-- start of Stored rows --

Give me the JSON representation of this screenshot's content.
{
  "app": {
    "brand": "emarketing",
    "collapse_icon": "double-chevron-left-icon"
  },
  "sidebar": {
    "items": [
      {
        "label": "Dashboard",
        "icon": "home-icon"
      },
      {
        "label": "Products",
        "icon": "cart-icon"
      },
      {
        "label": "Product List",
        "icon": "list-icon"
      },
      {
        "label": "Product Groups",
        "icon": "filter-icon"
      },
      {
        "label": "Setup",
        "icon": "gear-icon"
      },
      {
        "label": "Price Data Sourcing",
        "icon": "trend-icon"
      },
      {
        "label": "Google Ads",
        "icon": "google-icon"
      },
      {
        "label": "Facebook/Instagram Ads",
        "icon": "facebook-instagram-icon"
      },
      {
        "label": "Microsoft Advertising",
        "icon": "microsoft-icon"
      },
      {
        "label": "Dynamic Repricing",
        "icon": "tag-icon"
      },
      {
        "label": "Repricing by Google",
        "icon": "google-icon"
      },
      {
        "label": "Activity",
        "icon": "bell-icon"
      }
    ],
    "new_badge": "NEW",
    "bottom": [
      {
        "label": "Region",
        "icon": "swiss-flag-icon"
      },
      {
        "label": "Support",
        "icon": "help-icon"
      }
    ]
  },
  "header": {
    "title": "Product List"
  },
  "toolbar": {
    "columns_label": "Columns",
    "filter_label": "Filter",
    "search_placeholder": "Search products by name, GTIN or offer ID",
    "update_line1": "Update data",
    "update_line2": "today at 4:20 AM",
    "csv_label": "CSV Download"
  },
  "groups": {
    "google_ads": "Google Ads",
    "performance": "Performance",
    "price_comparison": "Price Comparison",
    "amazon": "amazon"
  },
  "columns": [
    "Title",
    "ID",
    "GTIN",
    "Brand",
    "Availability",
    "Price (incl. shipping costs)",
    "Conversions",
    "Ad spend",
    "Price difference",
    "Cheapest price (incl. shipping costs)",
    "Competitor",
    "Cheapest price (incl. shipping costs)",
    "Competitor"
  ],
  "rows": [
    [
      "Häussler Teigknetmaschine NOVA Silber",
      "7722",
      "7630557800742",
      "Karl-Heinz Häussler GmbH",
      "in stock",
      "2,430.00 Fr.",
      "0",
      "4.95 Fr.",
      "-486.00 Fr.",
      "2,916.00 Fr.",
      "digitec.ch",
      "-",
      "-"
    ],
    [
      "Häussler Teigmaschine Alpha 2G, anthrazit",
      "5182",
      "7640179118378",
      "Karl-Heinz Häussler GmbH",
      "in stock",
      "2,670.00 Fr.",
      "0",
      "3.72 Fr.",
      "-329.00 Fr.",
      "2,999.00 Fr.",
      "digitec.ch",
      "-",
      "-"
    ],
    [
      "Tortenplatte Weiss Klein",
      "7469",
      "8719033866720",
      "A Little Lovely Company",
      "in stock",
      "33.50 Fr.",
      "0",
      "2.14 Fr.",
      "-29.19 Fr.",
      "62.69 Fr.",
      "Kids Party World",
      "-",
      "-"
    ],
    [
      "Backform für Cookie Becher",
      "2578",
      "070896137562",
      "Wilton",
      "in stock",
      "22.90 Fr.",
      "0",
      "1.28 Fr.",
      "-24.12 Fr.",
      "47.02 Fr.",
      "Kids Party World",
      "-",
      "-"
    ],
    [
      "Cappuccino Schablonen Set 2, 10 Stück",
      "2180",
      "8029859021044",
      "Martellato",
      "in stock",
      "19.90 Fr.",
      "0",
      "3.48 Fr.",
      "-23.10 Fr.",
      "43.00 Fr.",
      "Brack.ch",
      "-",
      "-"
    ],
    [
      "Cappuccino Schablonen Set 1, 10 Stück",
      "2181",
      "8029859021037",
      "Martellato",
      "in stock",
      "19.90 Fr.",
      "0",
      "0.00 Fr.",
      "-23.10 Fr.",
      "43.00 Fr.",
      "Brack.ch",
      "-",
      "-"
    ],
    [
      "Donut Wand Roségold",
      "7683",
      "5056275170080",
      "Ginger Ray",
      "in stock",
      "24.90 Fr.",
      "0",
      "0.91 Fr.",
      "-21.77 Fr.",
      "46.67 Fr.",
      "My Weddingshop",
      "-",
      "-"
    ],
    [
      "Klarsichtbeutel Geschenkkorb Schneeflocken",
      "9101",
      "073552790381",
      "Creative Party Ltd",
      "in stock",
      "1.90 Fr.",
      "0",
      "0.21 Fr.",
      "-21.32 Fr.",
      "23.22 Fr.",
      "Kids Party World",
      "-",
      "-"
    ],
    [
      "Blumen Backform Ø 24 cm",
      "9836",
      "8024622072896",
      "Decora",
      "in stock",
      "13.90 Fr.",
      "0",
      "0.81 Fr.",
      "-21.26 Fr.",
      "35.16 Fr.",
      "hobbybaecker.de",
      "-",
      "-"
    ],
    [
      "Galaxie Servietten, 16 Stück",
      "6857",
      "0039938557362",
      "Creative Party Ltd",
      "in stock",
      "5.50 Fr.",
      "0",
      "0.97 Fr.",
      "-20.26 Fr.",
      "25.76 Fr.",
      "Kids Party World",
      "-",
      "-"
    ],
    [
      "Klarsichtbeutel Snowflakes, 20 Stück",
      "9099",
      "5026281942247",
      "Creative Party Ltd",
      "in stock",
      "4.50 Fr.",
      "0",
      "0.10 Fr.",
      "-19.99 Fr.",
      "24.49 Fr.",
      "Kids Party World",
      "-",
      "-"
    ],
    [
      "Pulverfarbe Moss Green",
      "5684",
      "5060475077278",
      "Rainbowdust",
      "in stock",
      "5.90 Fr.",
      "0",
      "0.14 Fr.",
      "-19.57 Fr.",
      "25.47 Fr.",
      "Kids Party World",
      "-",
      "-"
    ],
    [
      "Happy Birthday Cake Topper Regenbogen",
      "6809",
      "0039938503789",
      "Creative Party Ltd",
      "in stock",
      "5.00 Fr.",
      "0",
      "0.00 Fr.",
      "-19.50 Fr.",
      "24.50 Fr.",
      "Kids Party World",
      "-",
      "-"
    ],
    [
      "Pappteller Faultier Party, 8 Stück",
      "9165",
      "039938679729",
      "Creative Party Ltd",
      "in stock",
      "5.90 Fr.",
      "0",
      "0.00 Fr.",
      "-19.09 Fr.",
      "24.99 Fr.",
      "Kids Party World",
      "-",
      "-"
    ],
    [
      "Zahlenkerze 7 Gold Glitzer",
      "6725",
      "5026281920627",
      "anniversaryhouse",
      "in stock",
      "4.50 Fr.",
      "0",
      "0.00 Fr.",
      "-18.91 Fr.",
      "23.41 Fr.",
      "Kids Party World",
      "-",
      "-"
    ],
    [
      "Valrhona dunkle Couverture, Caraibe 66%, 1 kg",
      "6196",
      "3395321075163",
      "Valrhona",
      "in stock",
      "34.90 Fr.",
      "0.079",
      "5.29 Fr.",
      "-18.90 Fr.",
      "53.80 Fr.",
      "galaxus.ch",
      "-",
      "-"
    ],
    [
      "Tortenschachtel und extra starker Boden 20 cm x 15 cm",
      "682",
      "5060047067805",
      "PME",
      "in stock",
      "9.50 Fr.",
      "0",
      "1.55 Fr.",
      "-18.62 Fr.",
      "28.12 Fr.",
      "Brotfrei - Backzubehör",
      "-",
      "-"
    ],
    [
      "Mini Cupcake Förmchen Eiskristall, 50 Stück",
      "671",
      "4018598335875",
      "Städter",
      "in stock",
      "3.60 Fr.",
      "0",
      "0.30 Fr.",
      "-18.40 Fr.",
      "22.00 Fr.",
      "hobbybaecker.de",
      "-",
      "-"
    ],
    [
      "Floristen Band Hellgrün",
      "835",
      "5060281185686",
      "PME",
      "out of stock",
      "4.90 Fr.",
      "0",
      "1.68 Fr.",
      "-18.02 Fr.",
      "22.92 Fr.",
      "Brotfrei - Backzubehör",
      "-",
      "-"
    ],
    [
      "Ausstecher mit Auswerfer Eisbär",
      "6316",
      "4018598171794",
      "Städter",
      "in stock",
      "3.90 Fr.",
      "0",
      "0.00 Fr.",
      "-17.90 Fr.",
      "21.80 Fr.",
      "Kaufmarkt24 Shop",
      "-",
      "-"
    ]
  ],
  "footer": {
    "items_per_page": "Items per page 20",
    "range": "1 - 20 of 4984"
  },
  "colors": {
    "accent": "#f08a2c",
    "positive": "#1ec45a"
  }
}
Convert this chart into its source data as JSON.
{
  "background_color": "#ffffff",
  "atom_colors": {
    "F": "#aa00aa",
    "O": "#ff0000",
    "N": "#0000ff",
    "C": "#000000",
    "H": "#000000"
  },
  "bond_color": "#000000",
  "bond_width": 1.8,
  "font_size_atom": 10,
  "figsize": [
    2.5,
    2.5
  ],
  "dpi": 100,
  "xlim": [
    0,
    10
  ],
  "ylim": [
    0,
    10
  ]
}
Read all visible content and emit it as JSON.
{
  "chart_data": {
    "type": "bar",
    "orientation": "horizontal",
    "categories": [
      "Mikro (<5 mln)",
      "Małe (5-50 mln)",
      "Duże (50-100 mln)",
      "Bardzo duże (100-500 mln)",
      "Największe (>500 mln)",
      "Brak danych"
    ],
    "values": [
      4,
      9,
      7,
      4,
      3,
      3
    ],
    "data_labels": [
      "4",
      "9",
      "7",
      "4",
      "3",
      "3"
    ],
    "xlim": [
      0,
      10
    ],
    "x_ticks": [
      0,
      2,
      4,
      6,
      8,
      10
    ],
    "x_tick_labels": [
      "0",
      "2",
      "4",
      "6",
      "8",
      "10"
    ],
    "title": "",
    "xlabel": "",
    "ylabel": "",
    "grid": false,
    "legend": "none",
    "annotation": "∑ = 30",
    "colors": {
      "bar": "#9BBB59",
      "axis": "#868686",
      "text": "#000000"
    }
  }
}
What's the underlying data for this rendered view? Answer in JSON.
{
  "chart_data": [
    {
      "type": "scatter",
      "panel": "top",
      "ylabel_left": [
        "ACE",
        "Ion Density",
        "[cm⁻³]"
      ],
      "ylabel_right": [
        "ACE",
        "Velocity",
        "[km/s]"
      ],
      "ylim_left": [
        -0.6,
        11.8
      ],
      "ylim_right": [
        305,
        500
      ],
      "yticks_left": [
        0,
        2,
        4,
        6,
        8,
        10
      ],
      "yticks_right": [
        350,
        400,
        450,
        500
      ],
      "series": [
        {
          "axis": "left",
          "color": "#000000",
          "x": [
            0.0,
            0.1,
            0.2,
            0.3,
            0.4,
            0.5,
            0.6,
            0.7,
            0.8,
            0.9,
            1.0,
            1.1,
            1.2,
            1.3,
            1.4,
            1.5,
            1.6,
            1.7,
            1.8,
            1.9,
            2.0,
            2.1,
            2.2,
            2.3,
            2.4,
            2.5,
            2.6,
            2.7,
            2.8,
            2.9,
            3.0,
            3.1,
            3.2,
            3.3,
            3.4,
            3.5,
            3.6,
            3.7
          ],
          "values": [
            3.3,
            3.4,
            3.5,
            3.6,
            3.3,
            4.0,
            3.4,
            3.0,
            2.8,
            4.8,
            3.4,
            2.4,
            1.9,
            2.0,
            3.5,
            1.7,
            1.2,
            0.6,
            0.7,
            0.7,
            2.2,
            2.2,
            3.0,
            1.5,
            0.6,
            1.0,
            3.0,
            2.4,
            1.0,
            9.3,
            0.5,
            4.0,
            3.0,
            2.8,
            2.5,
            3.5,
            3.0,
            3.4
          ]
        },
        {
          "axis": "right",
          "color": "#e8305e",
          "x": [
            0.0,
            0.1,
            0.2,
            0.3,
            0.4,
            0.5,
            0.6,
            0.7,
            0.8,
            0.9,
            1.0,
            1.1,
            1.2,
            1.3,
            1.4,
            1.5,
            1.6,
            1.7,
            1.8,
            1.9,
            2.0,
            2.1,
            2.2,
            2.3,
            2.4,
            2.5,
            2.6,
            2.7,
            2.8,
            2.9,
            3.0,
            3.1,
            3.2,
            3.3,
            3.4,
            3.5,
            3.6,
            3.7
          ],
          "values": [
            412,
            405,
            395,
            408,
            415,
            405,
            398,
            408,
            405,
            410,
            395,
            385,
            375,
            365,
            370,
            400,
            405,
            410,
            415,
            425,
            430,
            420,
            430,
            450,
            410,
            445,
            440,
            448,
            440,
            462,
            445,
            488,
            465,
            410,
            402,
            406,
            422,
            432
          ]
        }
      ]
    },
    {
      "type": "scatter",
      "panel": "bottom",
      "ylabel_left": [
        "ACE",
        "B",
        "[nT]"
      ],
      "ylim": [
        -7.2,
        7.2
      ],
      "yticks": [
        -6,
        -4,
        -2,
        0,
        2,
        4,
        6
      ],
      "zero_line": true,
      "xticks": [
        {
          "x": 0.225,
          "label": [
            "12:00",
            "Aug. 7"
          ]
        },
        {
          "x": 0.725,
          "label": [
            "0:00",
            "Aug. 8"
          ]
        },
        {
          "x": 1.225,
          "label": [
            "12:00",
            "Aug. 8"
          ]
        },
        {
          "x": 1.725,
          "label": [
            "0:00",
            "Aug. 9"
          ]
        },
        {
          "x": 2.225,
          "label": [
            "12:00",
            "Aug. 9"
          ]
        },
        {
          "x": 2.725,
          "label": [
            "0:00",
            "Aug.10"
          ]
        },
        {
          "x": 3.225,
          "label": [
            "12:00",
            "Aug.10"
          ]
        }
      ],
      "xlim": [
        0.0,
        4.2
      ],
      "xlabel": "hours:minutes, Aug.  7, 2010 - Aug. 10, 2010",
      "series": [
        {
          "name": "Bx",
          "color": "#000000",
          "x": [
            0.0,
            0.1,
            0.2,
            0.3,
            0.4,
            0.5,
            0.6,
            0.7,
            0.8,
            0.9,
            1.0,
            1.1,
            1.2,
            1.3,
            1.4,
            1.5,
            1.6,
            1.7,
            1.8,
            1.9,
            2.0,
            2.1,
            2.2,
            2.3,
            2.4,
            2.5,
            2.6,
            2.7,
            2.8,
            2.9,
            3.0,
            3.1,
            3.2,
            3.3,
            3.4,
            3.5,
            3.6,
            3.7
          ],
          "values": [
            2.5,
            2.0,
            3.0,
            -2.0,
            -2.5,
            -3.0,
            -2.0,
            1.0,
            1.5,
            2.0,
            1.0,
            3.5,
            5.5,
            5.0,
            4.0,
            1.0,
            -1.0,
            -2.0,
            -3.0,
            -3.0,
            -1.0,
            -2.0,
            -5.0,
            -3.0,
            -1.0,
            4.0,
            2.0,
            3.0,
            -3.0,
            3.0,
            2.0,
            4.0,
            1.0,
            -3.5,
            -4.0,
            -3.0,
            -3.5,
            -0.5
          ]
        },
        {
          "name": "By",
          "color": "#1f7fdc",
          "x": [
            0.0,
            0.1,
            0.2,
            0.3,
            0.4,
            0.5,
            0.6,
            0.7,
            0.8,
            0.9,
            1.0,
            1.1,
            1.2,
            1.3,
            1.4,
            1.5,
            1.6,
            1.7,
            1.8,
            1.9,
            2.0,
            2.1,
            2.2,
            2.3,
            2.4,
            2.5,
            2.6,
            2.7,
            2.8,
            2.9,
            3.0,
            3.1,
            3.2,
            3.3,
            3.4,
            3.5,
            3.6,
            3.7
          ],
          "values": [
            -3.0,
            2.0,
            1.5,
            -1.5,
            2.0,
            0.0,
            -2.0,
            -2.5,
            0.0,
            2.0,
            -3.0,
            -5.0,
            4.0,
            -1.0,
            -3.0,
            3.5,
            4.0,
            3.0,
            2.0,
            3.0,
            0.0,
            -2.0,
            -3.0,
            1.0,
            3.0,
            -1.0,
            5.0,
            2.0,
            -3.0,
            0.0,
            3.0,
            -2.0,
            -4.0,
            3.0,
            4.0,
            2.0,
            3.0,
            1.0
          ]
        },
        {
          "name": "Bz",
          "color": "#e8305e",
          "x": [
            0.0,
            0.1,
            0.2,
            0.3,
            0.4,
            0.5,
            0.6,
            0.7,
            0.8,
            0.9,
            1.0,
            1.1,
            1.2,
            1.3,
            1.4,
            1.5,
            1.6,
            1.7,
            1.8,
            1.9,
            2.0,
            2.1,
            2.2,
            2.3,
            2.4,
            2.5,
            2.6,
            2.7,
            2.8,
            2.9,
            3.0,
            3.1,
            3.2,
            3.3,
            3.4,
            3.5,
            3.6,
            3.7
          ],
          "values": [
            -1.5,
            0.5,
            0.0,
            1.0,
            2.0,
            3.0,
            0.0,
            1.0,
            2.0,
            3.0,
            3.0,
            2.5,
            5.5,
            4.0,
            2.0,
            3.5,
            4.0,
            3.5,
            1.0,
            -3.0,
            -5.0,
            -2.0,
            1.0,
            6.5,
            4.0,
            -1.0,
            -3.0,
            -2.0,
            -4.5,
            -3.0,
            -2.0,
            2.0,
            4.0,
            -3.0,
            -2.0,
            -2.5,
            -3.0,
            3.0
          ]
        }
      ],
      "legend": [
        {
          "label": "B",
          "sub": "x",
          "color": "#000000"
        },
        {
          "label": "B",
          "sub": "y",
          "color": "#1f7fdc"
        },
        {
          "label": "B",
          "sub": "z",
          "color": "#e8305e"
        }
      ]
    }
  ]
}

-- end of Stored rows --

:: Exercise task ::
From the data above, copy out every line with the string "Cappuccino" in it.

:: In response ::
      "Cappuccino Schablonen Set 2, 10 Stück",
      "Cappuccino Schablonen Set 1, 10 Stück",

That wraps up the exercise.